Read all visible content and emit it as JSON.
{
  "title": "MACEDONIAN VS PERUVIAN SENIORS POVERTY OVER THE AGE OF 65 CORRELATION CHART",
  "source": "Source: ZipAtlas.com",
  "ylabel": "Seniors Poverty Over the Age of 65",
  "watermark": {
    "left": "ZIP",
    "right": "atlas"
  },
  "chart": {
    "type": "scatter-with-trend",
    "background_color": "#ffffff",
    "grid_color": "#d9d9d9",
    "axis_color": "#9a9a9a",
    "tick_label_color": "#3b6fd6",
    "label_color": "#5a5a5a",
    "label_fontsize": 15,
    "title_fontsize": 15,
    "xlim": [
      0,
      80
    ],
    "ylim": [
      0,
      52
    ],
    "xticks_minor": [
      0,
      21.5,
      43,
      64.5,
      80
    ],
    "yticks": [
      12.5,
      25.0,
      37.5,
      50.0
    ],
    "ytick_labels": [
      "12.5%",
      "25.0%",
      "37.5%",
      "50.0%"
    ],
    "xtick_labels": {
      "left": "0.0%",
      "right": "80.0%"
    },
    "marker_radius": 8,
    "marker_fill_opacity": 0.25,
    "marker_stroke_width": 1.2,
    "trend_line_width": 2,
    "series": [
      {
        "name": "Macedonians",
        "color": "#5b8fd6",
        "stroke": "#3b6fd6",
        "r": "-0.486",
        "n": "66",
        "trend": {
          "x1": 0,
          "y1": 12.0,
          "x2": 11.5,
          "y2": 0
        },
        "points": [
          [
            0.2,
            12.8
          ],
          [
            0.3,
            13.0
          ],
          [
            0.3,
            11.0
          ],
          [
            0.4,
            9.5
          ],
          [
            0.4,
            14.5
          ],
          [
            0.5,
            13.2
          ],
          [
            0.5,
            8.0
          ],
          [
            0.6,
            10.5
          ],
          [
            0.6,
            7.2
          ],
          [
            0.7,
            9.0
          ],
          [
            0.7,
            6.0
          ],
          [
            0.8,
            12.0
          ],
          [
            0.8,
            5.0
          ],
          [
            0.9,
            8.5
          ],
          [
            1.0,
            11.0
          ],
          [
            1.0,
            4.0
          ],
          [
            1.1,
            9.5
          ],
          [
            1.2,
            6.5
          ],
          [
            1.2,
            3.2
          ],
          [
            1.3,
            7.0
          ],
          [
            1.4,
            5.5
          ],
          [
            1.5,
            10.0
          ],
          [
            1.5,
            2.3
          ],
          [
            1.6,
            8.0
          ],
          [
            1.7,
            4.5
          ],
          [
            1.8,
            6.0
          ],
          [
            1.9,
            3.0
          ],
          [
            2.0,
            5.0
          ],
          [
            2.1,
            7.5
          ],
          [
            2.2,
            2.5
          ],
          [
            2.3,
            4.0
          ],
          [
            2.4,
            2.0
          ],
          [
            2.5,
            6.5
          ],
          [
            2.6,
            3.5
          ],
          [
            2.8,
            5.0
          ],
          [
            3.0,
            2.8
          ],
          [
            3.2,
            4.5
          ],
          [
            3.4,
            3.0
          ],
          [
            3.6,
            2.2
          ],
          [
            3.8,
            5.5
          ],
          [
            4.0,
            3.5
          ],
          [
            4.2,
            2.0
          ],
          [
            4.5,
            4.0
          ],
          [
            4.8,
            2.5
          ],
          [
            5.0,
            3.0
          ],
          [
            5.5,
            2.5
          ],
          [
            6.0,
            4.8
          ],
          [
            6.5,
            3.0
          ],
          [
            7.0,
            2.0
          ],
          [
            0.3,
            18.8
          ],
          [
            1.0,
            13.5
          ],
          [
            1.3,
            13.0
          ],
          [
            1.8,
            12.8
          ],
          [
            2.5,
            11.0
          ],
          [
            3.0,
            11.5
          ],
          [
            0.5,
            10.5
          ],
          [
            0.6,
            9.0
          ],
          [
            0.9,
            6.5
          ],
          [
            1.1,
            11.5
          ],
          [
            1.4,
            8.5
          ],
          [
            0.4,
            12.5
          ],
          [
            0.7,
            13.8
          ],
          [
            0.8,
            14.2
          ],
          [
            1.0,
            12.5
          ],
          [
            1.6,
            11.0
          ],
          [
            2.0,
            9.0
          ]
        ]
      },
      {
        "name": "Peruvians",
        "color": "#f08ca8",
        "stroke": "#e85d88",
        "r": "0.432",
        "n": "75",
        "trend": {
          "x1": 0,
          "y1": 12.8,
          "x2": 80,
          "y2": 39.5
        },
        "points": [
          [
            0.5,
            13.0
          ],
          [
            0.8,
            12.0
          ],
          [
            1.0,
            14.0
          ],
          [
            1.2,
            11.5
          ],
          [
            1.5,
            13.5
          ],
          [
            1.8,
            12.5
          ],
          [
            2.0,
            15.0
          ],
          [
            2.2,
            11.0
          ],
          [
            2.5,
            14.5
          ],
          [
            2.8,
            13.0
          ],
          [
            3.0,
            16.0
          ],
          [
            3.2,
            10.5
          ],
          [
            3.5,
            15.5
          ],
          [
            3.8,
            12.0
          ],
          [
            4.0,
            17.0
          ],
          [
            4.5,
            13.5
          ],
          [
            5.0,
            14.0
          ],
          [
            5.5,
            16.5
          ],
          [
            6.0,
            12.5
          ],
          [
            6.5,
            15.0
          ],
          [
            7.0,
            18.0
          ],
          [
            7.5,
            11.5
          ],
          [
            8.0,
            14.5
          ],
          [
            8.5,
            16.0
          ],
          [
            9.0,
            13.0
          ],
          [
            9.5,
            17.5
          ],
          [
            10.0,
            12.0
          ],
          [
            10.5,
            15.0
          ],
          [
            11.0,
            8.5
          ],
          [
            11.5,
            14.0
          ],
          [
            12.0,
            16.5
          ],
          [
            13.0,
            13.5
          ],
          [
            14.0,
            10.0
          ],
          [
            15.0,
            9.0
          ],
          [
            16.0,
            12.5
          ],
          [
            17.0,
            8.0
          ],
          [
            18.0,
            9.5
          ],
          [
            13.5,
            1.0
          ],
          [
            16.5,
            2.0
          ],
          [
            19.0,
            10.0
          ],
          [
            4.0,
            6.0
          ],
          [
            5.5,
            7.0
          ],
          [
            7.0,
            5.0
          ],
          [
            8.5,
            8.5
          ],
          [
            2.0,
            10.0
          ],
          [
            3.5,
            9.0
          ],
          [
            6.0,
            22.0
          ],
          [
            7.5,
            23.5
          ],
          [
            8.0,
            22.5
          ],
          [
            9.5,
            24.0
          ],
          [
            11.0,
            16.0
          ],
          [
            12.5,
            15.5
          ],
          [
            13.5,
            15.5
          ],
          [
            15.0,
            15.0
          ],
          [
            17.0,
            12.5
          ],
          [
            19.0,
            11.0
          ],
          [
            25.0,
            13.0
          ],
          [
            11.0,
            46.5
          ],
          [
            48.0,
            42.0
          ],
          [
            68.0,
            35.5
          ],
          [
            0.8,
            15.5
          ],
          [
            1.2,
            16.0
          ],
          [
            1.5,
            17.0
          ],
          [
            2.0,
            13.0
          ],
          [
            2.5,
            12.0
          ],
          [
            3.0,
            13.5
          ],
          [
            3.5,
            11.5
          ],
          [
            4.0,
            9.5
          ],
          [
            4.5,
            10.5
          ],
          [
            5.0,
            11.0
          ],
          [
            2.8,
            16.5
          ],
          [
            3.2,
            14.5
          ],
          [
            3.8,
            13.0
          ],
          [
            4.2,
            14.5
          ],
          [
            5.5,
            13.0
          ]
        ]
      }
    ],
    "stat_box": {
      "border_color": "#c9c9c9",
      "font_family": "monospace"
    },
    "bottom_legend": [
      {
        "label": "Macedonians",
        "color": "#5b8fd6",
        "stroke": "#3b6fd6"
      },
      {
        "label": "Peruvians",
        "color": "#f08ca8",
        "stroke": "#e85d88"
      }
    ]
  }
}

• • • •

• GIVEN TASK: Quote the listing in full, please, keeping every line exact.

• THE ANSWER:
Read all visible content and emit it as JSON.
{
  "title": "MACEDONIAN VS PERUVIAN SENIORS POVERTY OVER THE AGE OF 65 CORRELATION CHART",
  "source": "Source: ZipAtlas.com",
  "ylabel": "Seniors Poverty Over the Age of 65",
  "watermark": {
    "left": "ZIP",
    "right": "atlas"
  },
  "chart": {
    "type": "scatter-with-trend",
    "background_color": "#ffffff",
    "grid_color": "#d9d9d9",
    "axis_color": "#9a9a9a",
    "tick_label_color": "#3b6fd6",
    "label_color": "#5a5a5a",
    "label_fontsize": 15,
    "title_fontsize": 15,
    "xlim": [
      0,
      80
    ],
    "ylim": [
      0,
      52
    ],
    "xticks_minor": [
      0,
      21.5,
      43,
      64.5,
      80
    ],
    "yticks": [
      12.5,
      25.0,
      37.5,
      50.0
    ],
    "ytick_labels": [
      "12.5%",
      "25.0%",
      "37.5%",
      "50.0%"
    ],
    "xtick_labels": {
      "left": "0.0%",
      "right": "80.0%"
    },
    "marker_radius": 8,
    "marker_fill_opacity": 0.25,
    "marker_stroke_width": 1.2,
    "trend_line_width": 2,
    "series": [
      {
        "name": "Macedonians",
        "color": "#5b8fd6",
        "stroke": "#3b6fd6",
        "r": "-0.486",
        "n": "66",
        "trend": {
          "x1": 0,
          "y1": 12.0,
          "x2": 11.5,
          "y2": 0
        },
        "points": [
          [
            0.2,
            12.8
          ],
          [
            0.3,
            13.0
          ],
          [
            0.3,
            11.0
          ],
          [
            0.4,
            9.5
          ],
          [
            0.4,
            14.5
          ],
          [
            0.5,
            13.2
          ],
          [
            0.5,
            8.0
          ],
          [
            0.6,
            10.5
          ],
          [
            0.6,
            7.2
          ],
          [
            0.7,
            9.0
          ],
          [
            0.7,
            6.0
          ],
          [
            0.8,
            12.0
          ],
          [
            0.8,
            5.0
          ],
          [
            0.9,
            8.5
          ],
          [
            1.0,
            11.0
          ],
          [
            1.0,
            4.0
          ],
          [
            1.1,
            9.5
          ],
          [
            1.2,
            6.5
          ],
          [
            1.2,
            3.2
          ],
          [
            1.3,
            7.0
          ],
          [
            1.4,
            5.5
          ],
          [
            1.5,
            10.0
          ],
          [
            1.5,
            2.3
          ],
          [
            1.6,
            8.0
          ],
          [
            1.7,
            4.5
          ],
          [
            1.8,
            6.0
          ],
          [
            1.9,
            3.0
          ],
          [
            2.0,
            5.0
          ],
          [
            2.1,
            7.5
          ],
          [
            2.2,
            2.5
          ],
          [
            2.3,
            4.0
          ],
          [
            2.4,
            2.0
          ],
          [
            2.5,
            6.5
          ],
          [
            2.6,
            3.5
          ],
          [
            2.8,
            5.0
          ],
          [
            3.0,
            2.8
          ],
          [
            3.2,
            4.5
          ],
          [
            3.4,
            3.0
          ],
          [
            3.6,
            2.2
          ],
          [
            3.8,
            5.5
          ],
          [
            4.0,
            3.5
          ],
          [
            4.2,
            2.0
          ],
          [
            4.5,
            4.0
          ],
          [
            4.8,
            2.5
          ],
          [
            5.0,
            3.0
          ],
          [
            5.5,
            2.5
          ],
          [
            6.0,
            4.8
          ],
          [
            6.5,
            3.0
          ],
          [
            7.0,
            2.0
          ],
          [
            0.3,
            18.8
          ],
          [
            1.0,
            13.5
          ],
          [
            1.3,
            13.0
          ],
          [
            1.8,
            12.8
          ],
          [
            2.5,
            11.0
          ],
          [
            3.0,
            11.5
          ],
          [
            0.5,
            10.5
          ],
          [
            0.6,
            9.0
          ],
          [
            0.9,
            6.5
          ],
          [
            1.1,
            11.5
          ],
          [
            1.4,
            8.5
          ],
          [
            0.4,
            12.5
          ],
          [
            0.7,
            13.8
          ],
          [
            0.8,
            14.2
          ],
          [
            1.0,
            12.5
          ],
          [
            1.6,
            11.0
          ],
          [
            2.0,
            9.0
          ]
        ]
      },
      {
        "name": "Peruvians",
        "color": "#f08ca8",
        "stroke": "#e85d88",
        "r": "0.432",
        "n": "75",
        "trend": {
          "x1": 0,
          "y1": 12.8,
          "x2": 80,
          "y2": 39.5
        },
        "points": [
          [
            0.5,
            13.0
          ],
          [
            0.8,
            12.0
          ],
          [
            1.0,
            14.0
          ],
          [
            1.2,
            11.5
          ],
          [
            1.5,
            13.5
          ],
          [
            1.8,
            12.5
          ],
          [
            2.0,
            15.0
          ],
          [
            2.2,
            11.0
          ],
          [
            2.5,
            14.5
          ],
          [
            2.8,
            13.0
          ],
          [
            3.0,
            16.0
          ],
          [
            3.2,
            10.5
          ],
          [
            3.5,
            15.5
          ],
          [
            3.8,
            12.0
          ],
          [
            4.0,
            17.0
          ],
          [
            4.5,
            13.5
          ],
          [
            5.0,
            14.0
          ],
          [
            5.5,
            16.5
          ],
          [
            6.0,
            12.5
          ],
          [
            6.5,
            15.0
          ],
          [
            7.0,
            18.0
          ],
          [
            7.5,
            11.5
          ],
          [
            8.0,
            14.5
          ],
          [
            8.5,
            16.0
          ],
          [
            9.0,
            13.0
          ],
          [
            9.5,
            17.5
          ],
          [
            10.0,
            12.0
          ],
          [
            10.5,
            15.0
          ],
          [
            11.0,
            8.5
          ],
          [
            11.5,
            14.0
          ],
          [
            12.0,
            16.5
          ],
          [
            13.0,
            13.5
          ],
          [
            14.0,
            10.0
          ],
          [
            15.0,
            9.0
          ],
          [
            16.0,
            12.5
          ],
          [
            17.0,
            8.0
          ],
          [
            18.0,
            9.5
          ],
          [
            13.5,
            1.0
          ],
          [
            16.5,
            2.0
          ],
          [
            19.0,
            10.0
          ],
          [
            4.0,
            6.0
          ],
          [
            5.5,
            7.0
          ],
          [
            7.0,
            5.0
          ],
          [
            8.5,
            8.5
          ],
          [
            2.0,
            10.0
          ],
          [
            3.5,
            9.0
          ],
          [
            6.0,
            22.0
          ],
          [
            7.5,
            23.5
          ],
          [
            8.0,
            22.5
          ],
          [
            9.5,
            24.0
          ],
          [
            11.0,
            16.0
          ],
          [
            12.5,
            15.5
          ],
          [
            13.5,
            15.5
          ],
          [
            15.0,
            15.0
          ],
          [
            17.0,
            12.5
          ],
          [
            19.0,
            11.0
          ],
          [
            25.0,
            13.0
          ],
          [
            11.0,
            46.5
          ],
          [
            48.0,
            42.0
          ],
          [
            68.0,
            35.5
          ],
          [
            0.8,
            15.5
          ],
          [
            1.2,
            16.0
          ],
          [
            1.5,
            17.0
          ],
          [
            2.0,
            13.0
          ],
          [
            2.5,
            12.0
          ],
          [
            3.0,
            13.5
          ],
          [
            3.5,
            11.5
          ],
          [
            4.0,
            9.5
          ],
          [
            4.5,
            10.5
          ],
          [
            5.0,
            11.0
          ],
          [
            2.8,
            16.5
          ],
          [
            3.2,
            14.5
          ],
          [
            3.8,
            13.0
          ],
          [
            4.2,
            14.5
          ],
          [
            5.5,
            13.0
          ]
        ]
      }
    ],
    "stat_box": {
      "border_color": "#c9c9c9",
      "font_family": "monospace"
    },
    "bottom_legend": [
      {
        "label": "Macedonians",
        "color": "#5b8fd6",
        "stroke": "#3b6fd6"
      },
      {
        "label": "Peruvians",
        "color": "#f08ca8",
        "stroke": "#e85d88"
      }
    ]
  }
}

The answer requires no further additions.